• **Given exercise**:
Copy out every line in which the string "data" occurs.

• **Information provided**:
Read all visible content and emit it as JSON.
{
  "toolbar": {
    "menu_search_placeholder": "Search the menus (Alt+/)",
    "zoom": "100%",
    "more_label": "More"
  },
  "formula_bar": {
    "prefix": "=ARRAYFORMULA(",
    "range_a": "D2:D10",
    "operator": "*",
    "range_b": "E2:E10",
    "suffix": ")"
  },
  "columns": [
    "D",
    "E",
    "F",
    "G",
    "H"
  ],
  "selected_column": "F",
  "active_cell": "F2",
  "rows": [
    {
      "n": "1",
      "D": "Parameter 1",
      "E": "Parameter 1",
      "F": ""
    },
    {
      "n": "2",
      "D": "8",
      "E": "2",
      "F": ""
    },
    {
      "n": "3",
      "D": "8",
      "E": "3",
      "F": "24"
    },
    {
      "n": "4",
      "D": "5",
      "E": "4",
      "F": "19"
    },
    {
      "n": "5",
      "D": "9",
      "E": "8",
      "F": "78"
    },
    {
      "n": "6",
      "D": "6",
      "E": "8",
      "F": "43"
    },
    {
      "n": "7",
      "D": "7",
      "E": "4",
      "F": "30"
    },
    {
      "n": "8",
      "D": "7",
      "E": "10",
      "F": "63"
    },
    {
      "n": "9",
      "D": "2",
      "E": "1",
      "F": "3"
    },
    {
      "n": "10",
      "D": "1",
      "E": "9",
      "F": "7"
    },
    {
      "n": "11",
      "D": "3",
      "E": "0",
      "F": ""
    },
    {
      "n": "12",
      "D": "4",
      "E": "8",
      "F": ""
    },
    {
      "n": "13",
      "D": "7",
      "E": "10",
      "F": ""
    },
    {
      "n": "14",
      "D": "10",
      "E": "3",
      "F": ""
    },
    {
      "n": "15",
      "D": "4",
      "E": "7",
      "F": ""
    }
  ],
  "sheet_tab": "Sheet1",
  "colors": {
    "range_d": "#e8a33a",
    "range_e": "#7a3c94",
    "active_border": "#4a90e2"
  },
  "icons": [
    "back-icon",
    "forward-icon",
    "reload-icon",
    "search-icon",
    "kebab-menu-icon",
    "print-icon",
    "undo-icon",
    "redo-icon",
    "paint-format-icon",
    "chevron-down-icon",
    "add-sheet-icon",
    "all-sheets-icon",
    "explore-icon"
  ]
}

...

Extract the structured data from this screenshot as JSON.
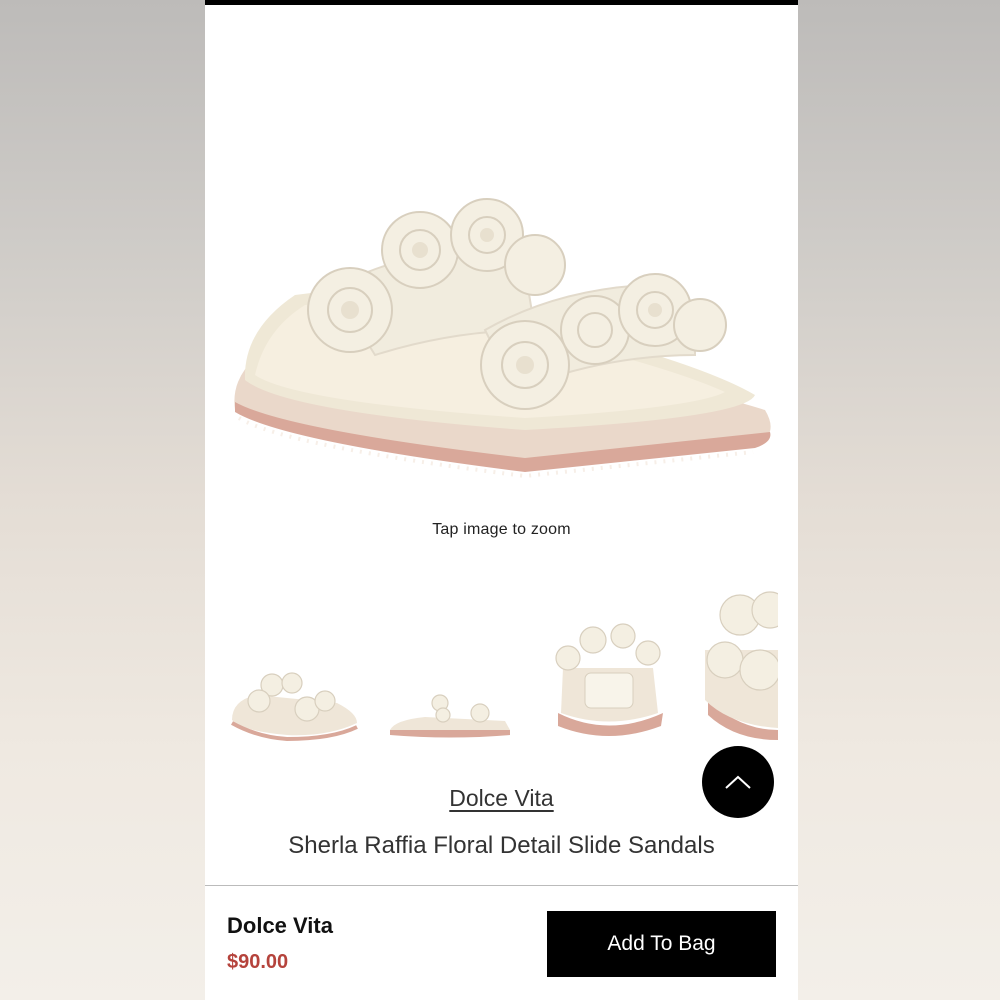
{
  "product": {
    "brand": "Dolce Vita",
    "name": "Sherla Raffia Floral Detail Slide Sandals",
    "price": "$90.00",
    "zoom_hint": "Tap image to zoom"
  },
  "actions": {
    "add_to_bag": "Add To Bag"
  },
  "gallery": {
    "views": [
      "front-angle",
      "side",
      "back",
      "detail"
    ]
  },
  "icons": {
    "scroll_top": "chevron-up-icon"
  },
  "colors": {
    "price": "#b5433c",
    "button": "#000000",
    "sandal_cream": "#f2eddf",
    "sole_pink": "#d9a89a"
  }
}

--

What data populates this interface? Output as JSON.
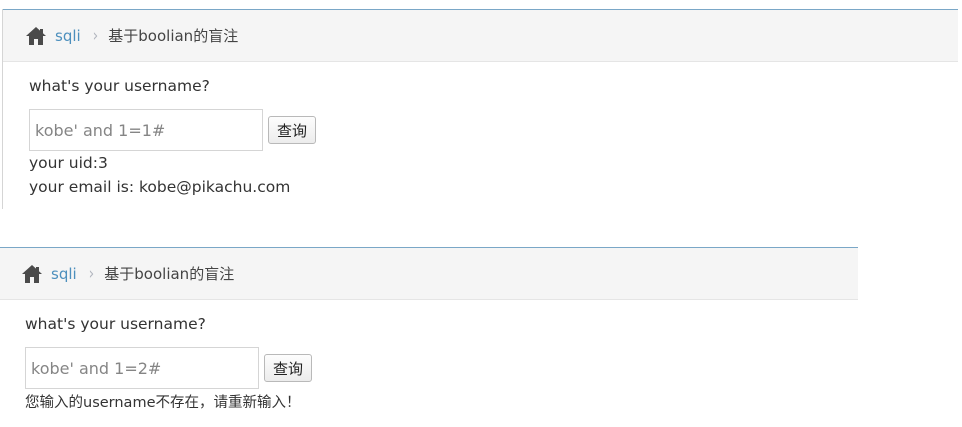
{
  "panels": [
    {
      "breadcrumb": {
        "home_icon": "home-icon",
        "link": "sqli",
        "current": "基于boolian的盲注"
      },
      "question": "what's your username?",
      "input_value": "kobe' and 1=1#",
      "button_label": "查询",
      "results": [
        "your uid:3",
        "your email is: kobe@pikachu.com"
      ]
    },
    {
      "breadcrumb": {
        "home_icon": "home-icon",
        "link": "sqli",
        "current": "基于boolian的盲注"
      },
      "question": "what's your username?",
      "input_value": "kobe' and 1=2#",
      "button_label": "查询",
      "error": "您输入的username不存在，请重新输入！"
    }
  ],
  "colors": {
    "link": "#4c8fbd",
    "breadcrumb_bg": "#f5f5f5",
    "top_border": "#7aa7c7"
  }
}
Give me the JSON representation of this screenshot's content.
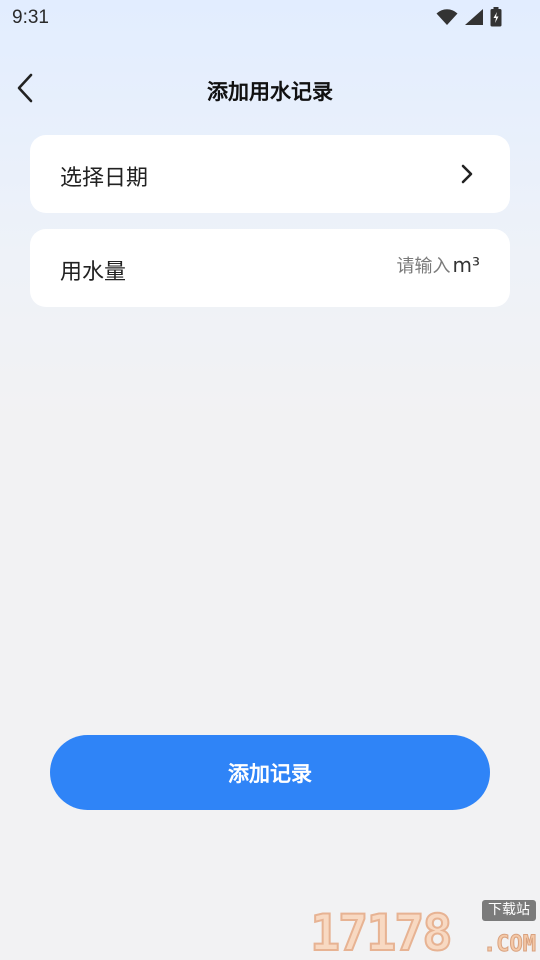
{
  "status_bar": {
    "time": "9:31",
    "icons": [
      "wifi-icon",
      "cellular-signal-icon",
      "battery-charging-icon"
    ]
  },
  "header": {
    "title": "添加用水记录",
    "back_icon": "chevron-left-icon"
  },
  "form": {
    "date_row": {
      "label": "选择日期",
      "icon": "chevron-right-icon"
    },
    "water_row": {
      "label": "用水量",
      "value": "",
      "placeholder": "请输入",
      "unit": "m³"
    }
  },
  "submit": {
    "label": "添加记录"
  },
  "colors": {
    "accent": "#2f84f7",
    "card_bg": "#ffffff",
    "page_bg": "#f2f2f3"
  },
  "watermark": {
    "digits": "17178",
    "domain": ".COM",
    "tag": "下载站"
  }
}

• **Task answer**:
Extract the structured data from this screenshot as JSON.
What data populates this interface? Output as JSON.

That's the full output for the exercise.